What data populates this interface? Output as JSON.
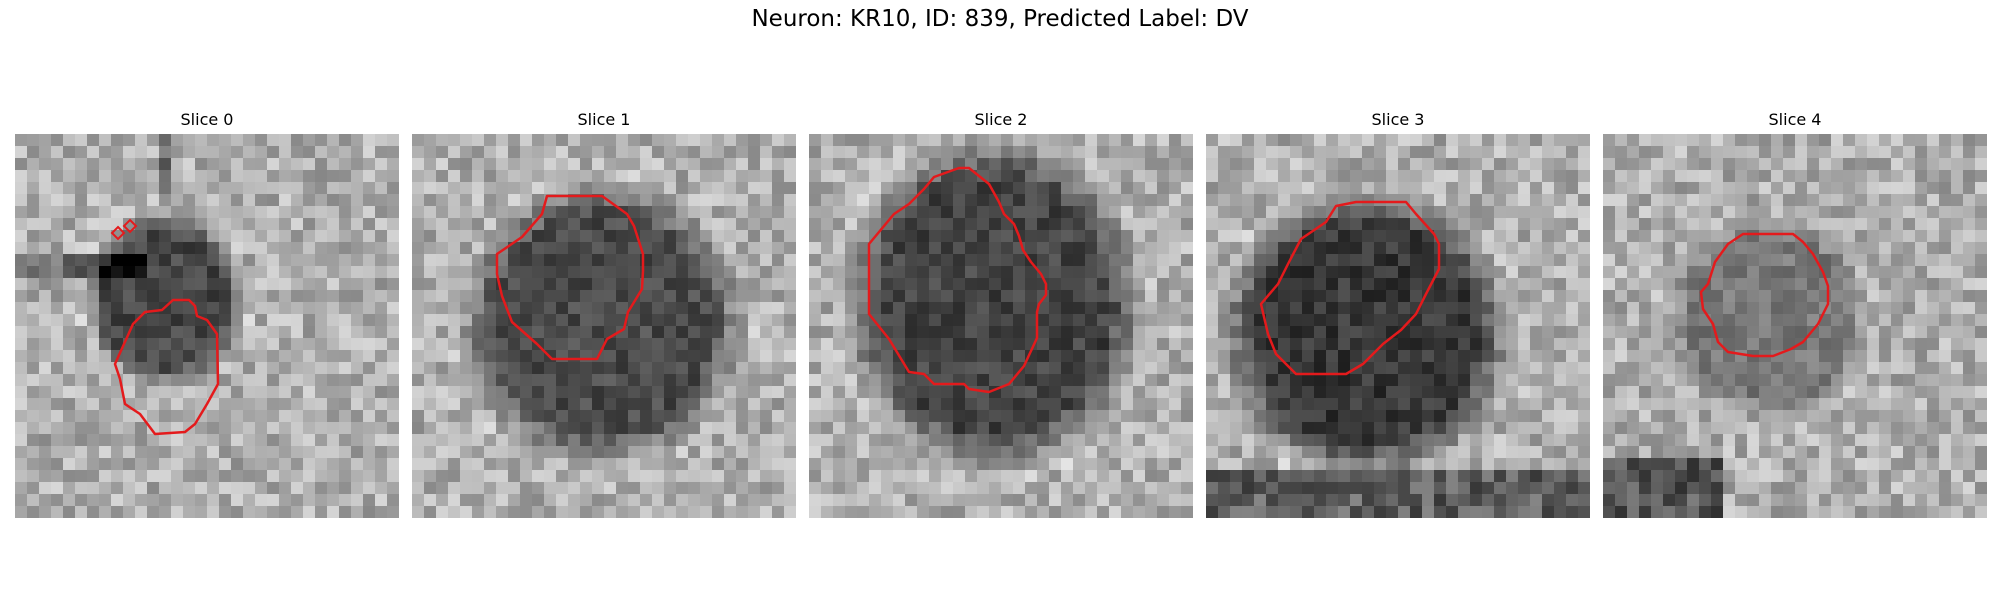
{
  "figure": {
    "title": "Neuron: KR10, ID: 839, Predicted Label: DV"
  },
  "colors": {
    "contour": "#e41a1c",
    "background": "#ffffff"
  },
  "panels": [
    {
      "title": "Slice 0",
      "seed": 11
    },
    {
      "title": "Slice 1",
      "seed": 23
    },
    {
      "title": "Slice 2",
      "seed": 37
    },
    {
      "title": "Slice 3",
      "seed": 41
    },
    {
      "title": "Slice 4",
      "seed": 59
    }
  ]
}
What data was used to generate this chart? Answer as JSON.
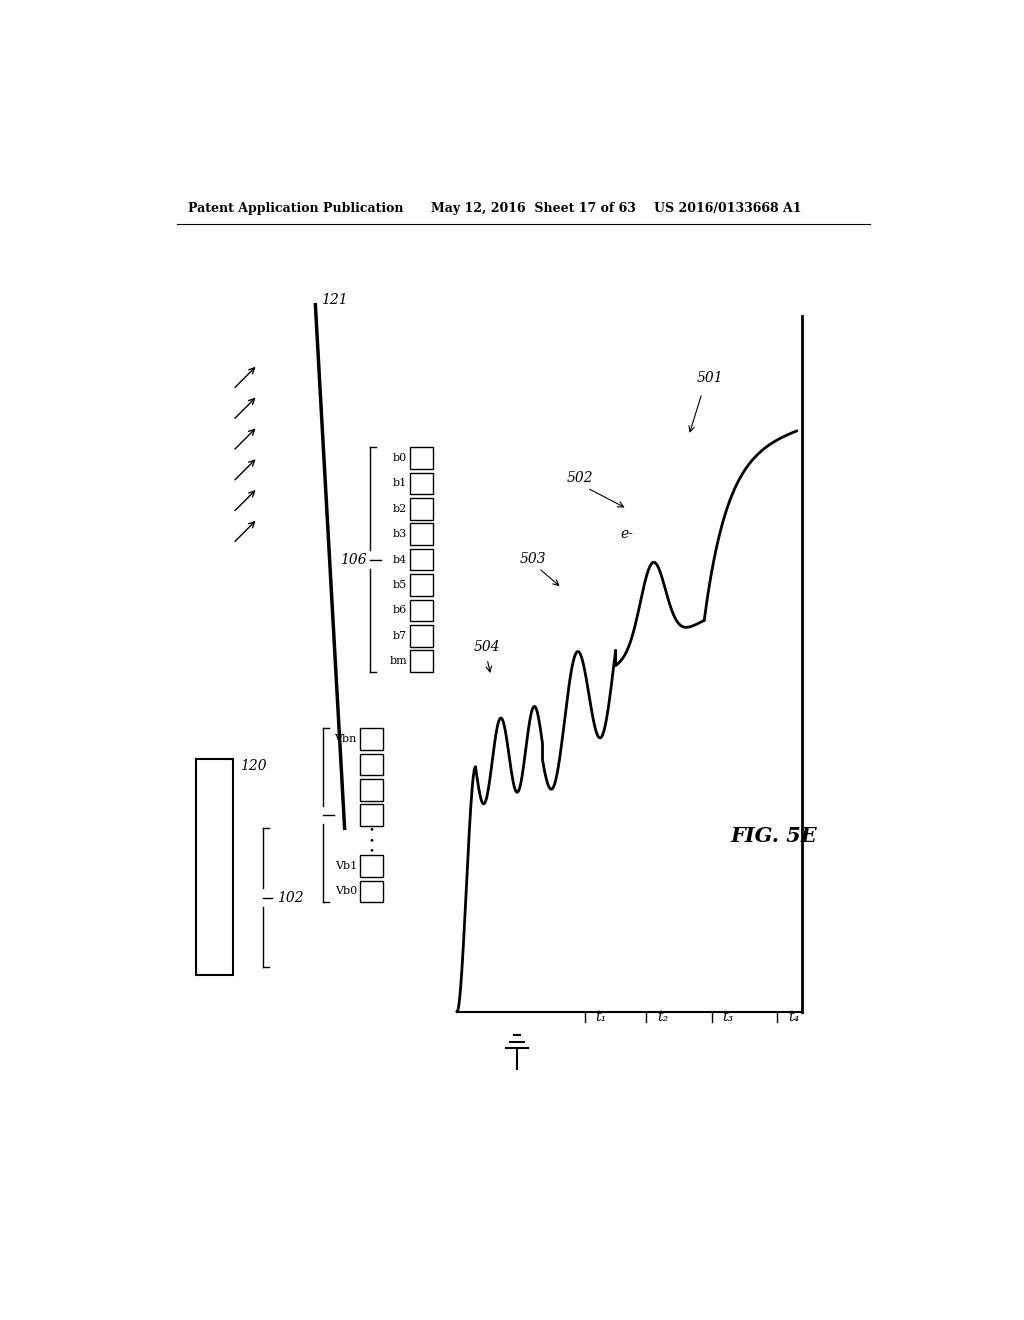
········
Goal: Copy every record character for character. Skip the pictures.

Answer to this task:
What data populates this interface? Output as JSON.
{
  "figure": {
    "title": "Neuron: KR10, ID: 839, Predicted Label: DV"
  },
  "colors": {
    "contour": "#e41a1c",
    "background": "#ffffff"
  },
  "panels": [
    {
      "title": "Slice 0",
      "seed": 11
    },
    {
      "title": "Slice 1",
      "seed": 23
    },
    {
      "title": "Slice 2",
      "seed": 37
    },
    {
      "title": "Slice 3",
      "seed": 41
    },
    {
      "title": "Slice 4",
      "seed": 59
    }
  ]
}
What data was used to generate this chart? Answer as JSON.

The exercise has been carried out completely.